## [Your task]
No images are to be carried over; print all other material exactly as it stands.

● ● ● ● ●

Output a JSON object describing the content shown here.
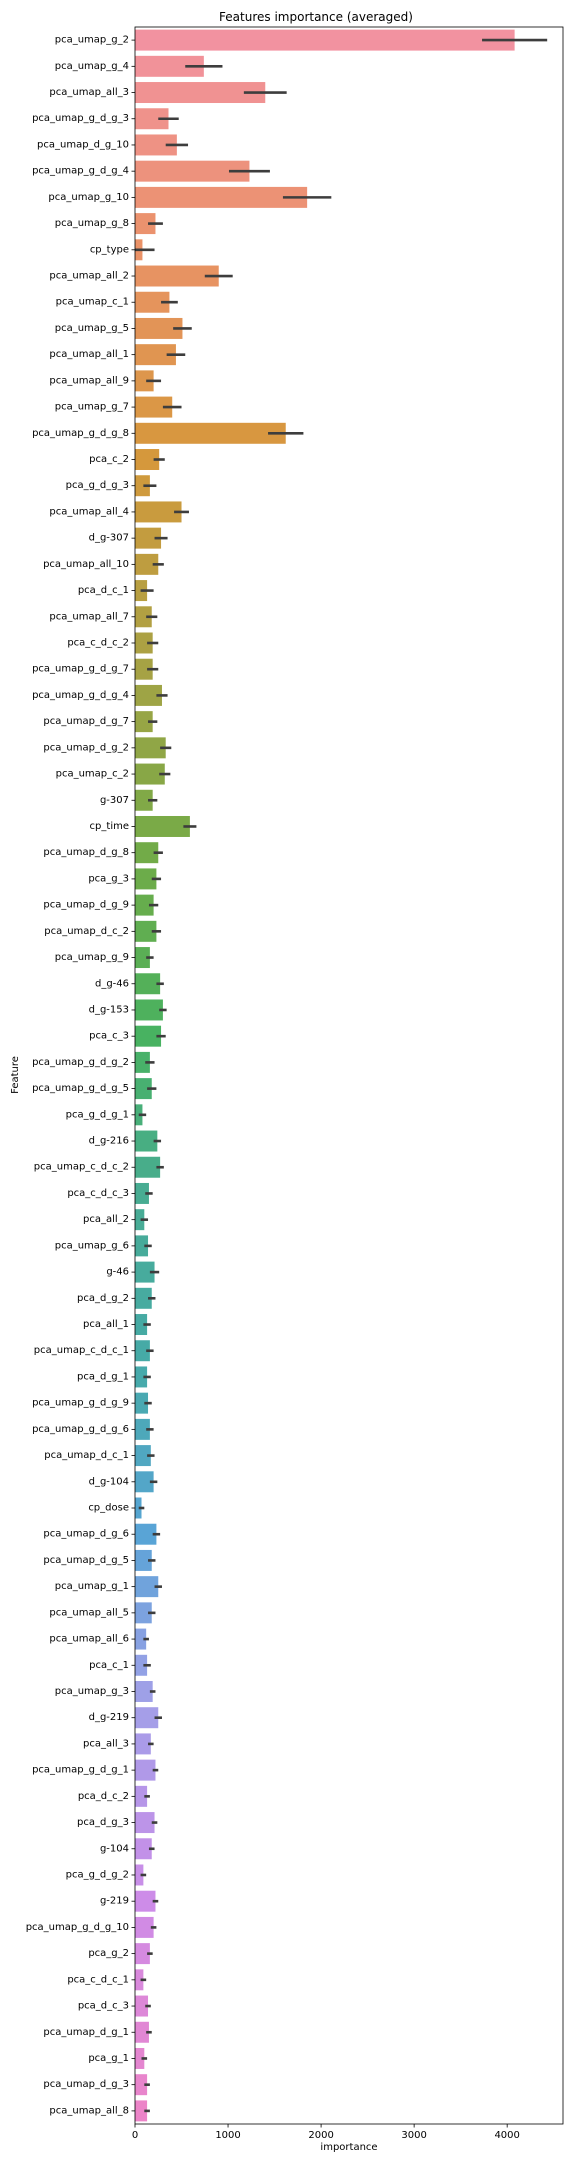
{
  "chart_data": {
    "type": "bar",
    "orientation": "horizontal",
    "title": "Features importance (averaged)",
    "xlabel": "importance",
    "ylabel": "Feature",
    "xlim": [
      0,
      4600
    ],
    "xticks": [
      0,
      1000,
      2000,
      3000,
      4000
    ],
    "grid": false,
    "legend": "none",
    "palette": "husl",
    "categories": [
      "pca_umap_g_2",
      "pca_umap_g_4",
      "pca_umap_all_3",
      "pca_umap_g_d_g_3",
      "pca_umap_d_g_10",
      "pca_umap_g_d_g_4",
      "pca_umap_g_10",
      "pca_umap_g_8",
      "cp_type",
      "pca_umap_all_2",
      "pca_umap_c_1",
      "pca_umap_g_5",
      "pca_umap_all_1",
      "pca_umap_all_9",
      "pca_umap_g_7",
      "pca_umap_g_d_g_8",
      "pca_c_2",
      "pca_g_d_g_3",
      "pca_umap_all_4",
      "d_g-307",
      "pca_umap_all_10",
      "pca_d_c_1",
      "pca_umap_all_7",
      "pca_c_d_c_2",
      "pca_umap_g_d_g_7",
      "pca_umap_g_d_g_4",
      "pca_umap_d_g_7",
      "pca_umap_d_g_2",
      "pca_umap_c_2",
      "g-307",
      "cp_time",
      "pca_umap_d_g_8",
      "pca_g_3",
      "pca_umap_d_g_9",
      "pca_umap_d_c_2",
      "pca_umap_g_9",
      "d_g-46",
      "d_g-153",
      "pca_c_3",
      "pca_umap_g_d_g_2",
      "pca_umap_g_d_g_5",
      "pca_g_d_g_1",
      "d_g-216",
      "pca_umap_c_d_c_2",
      "pca_c_d_c_3",
      "pca_all_2",
      "pca_umap_g_6",
      "g-46",
      "pca_d_g_2",
      "pca_all_1",
      "pca_umap_c_d_c_1",
      "pca_d_g_1",
      "pca_umap_g_d_g_9",
      "pca_umap_g_d_g_6",
      "pca_umap_d_c_1",
      "d_g-104",
      "cp_dose",
      "pca_umap_d_g_6",
      "pca_umap_d_g_5",
      "pca_umap_g_1",
      "pca_umap_all_5",
      "pca_umap_all_6",
      "pca_c_1",
      "pca_umap_g_3",
      "d_g-219",
      "pca_all_3",
      "pca_umap_g_d_g_1",
      "pca_d_c_2",
      "pca_d_g_3",
      "g-104",
      "pca_g_d_g_2",
      "g-219",
      "pca_umap_g_d_g_10",
      "pca_g_2",
      "pca_c_d_c_1",
      "pca_d_c_3",
      "pca_umap_d_g_1",
      "pca_g_1",
      "pca_umap_d_g_3",
      "pca_umap_all_8"
    ],
    "values": [
      4080,
      740,
      1400,
      360,
      450,
      1230,
      1850,
      220,
      80,
      900,
      370,
      510,
      440,
      200,
      400,
      1620,
      260,
      160,
      500,
      280,
      250,
      130,
      180,
      190,
      190,
      290,
      190,
      330,
      320,
      190,
      590,
      250,
      230,
      200,
      230,
      160,
      270,
      300,
      280,
      160,
      180,
      80,
      240,
      270,
      150,
      100,
      140,
      210,
      180,
      130,
      160,
      130,
      140,
      160,
      170,
      200,
      70,
      230,
      180,
      250,
      180,
      120,
      130,
      190,
      250,
      170,
      220,
      130,
      210,
      180,
      90,
      220,
      200,
      160,
      90,
      140,
      150,
      100,
      130,
      130
    ],
    "errors": [
      350,
      200,
      230,
      110,
      120,
      220,
      260,
      80,
      130,
      150,
      90,
      100,
      100,
      80,
      100,
      190,
      60,
      70,
      80,
      70,
      60,
      70,
      60,
      60,
      60,
      60,
      50,
      60,
      60,
      50,
      70,
      50,
      50,
      50,
      50,
      40,
      40,
      40,
      50,
      50,
      50,
      40,
      40,
      40,
      40,
      40,
      40,
      50,
      40,
      40,
      40,
      40,
      40,
      40,
      40,
      40,
      30,
      40,
      40,
      40,
      40,
      30,
      40,
      30,
      40,
      30,
      30,
      30,
      30,
      30,
      30,
      30,
      30,
      30,
      30,
      30,
      30,
      30,
      30,
      30
    ]
  }
}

● ● ● ● ●

## [Task answer]
Output a JSON object describing the content shown here.
{
  "chart_data": {
    "type": "bar",
    "orientation": "horizontal",
    "title": "Features importance (averaged)",
    "xlabel": "importance",
    "ylabel": "Feature",
    "xlim": [
      0,
      4600
    ],
    "xticks": [
      0,
      1000,
      2000,
      3000,
      4000
    ],
    "grid": false,
    "legend": "none",
    "palette": "husl",
    "categories": [
      "pca_umap_g_2",
      "pca_umap_g_4",
      "pca_umap_all_3",
      "pca_umap_g_d_g_3",
      "pca_umap_d_g_10",
      "pca_umap_g_d_g_4",
      "pca_umap_g_10",
      "pca_umap_g_8",
      "cp_type",
      "pca_umap_all_2",
      "pca_umap_c_1",
      "pca_umap_g_5",
      "pca_umap_all_1",
      "pca_umap_all_9",
      "pca_umap_g_7",
      "pca_umap_g_d_g_8",
      "pca_c_2",
      "pca_g_d_g_3",
      "pca_umap_all_4",
      "d_g-307",
      "pca_umap_all_10",
      "pca_d_c_1",
      "pca_umap_all_7",
      "pca_c_d_c_2",
      "pca_umap_g_d_g_7",
      "pca_umap_g_d_g_4",
      "pca_umap_d_g_7",
      "pca_umap_d_g_2",
      "pca_umap_c_2",
      "g-307",
      "cp_time",
      "pca_umap_d_g_8",
      "pca_g_3",
      "pca_umap_d_g_9",
      "pca_umap_d_c_2",
      "pca_umap_g_9",
      "d_g-46",
      "d_g-153",
      "pca_c_3",
      "pca_umap_g_d_g_2",
      "pca_umap_g_d_g_5",
      "pca_g_d_g_1",
      "d_g-216",
      "pca_umap_c_d_c_2",
      "pca_c_d_c_3",
      "pca_all_2",
      "pca_umap_g_6",
      "g-46",
      "pca_d_g_2",
      "pca_all_1",
      "pca_umap_c_d_c_1",
      "pca_d_g_1",
      "pca_umap_g_d_g_9",
      "pca_umap_g_d_g_6",
      "pca_umap_d_c_1",
      "d_g-104",
      "cp_dose",
      "pca_umap_d_g_6",
      "pca_umap_d_g_5",
      "pca_umap_g_1",
      "pca_umap_all_5",
      "pca_umap_all_6",
      "pca_c_1",
      "pca_umap_g_3",
      "d_g-219",
      "pca_all_3",
      "pca_umap_g_d_g_1",
      "pca_d_c_2",
      "pca_d_g_3",
      "g-104",
      "pca_g_d_g_2",
      "g-219",
      "pca_umap_g_d_g_10",
      "pca_g_2",
      "pca_c_d_c_1",
      "pca_d_c_3",
      "pca_umap_d_g_1",
      "pca_g_1",
      "pca_umap_d_g_3",
      "pca_umap_all_8"
    ],
    "values": [
      4080,
      740,
      1400,
      360,
      450,
      1230,
      1850,
      220,
      80,
      900,
      370,
      510,
      440,
      200,
      400,
      1620,
      260,
      160,
      500,
      280,
      250,
      130,
      180,
      190,
      190,
      290,
      190,
      330,
      320,
      190,
      590,
      250,
      230,
      200,
      230,
      160,
      270,
      300,
      280,
      160,
      180,
      80,
      240,
      270,
      150,
      100,
      140,
      210,
      180,
      130,
      160,
      130,
      140,
      160,
      170,
      200,
      70,
      230,
      180,
      250,
      180,
      120,
      130,
      190,
      250,
      170,
      220,
      130,
      210,
      180,
      90,
      220,
      200,
      160,
      90,
      140,
      150,
      100,
      130,
      130
    ],
    "errors": [
      350,
      200,
      230,
      110,
      120,
      220,
      260,
      80,
      130,
      150,
      90,
      100,
      100,
      80,
      100,
      190,
      60,
      70,
      80,
      70,
      60,
      70,
      60,
      60,
      60,
      60,
      50,
      60,
      60,
      50,
      70,
      50,
      50,
      50,
      50,
      40,
      40,
      40,
      50,
      50,
      50,
      40,
      40,
      40,
      40,
      40,
      40,
      50,
      40,
      40,
      40,
      40,
      40,
      40,
      40,
      40,
      30,
      40,
      40,
      40,
      40,
      30,
      40,
      30,
      40,
      30,
      30,
      30,
      30,
      30,
      30,
      30,
      30,
      30,
      30,
      30,
      30,
      30,
      30,
      30
    ]
  }
}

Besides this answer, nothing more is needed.